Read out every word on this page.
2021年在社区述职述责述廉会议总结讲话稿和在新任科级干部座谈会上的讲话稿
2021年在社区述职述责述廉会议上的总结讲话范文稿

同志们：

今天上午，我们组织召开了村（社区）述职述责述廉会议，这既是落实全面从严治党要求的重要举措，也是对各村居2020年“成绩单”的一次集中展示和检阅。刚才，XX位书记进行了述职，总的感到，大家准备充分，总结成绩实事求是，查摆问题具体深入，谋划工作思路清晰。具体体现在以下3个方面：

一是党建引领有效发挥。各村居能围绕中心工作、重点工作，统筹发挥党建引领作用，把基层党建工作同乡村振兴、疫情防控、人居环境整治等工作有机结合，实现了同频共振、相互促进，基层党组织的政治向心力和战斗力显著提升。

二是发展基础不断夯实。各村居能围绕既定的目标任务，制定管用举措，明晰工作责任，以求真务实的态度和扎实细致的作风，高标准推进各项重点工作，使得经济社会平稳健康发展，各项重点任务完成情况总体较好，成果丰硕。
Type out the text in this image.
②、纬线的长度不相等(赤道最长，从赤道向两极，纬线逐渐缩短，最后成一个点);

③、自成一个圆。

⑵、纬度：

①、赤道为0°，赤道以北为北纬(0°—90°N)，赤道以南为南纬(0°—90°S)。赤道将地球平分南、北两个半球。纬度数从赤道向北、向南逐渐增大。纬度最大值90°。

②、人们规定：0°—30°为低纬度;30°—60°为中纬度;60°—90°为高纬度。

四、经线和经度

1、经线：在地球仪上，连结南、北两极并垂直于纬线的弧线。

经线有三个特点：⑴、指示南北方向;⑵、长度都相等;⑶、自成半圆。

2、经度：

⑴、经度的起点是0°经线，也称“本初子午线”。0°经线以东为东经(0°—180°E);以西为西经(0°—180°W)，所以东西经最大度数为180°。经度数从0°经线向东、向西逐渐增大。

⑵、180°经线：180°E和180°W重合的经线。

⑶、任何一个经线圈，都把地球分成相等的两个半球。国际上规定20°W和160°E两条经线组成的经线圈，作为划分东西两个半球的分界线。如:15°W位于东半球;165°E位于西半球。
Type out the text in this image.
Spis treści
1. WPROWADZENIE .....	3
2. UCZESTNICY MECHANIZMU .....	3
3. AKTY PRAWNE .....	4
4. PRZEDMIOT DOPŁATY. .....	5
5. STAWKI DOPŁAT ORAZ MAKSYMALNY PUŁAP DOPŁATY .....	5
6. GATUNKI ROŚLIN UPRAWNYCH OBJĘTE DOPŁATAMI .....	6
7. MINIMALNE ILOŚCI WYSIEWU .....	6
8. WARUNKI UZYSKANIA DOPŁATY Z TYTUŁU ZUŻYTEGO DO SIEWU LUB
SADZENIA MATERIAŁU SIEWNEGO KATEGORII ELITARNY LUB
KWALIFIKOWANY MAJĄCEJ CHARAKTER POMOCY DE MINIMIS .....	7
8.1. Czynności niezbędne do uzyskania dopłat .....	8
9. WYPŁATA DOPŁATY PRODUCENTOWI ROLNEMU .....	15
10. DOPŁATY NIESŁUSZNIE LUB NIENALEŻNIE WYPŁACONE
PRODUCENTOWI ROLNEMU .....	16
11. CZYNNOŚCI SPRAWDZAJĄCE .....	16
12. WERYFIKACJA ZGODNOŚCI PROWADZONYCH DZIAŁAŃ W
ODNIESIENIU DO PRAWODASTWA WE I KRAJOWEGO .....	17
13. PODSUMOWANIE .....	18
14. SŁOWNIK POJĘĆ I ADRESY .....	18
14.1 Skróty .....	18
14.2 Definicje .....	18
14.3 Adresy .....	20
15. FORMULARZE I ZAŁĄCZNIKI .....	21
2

**TASK PROMPT:** Where a line contains "PRODUCENTOWI", copy that line.

**CORRECT RESULT:**
9. WYPŁATA DOPŁATY PRODUCENTOWI ROLNEMU .....	15
PRODUCENTOWI ROLNEMU .....	16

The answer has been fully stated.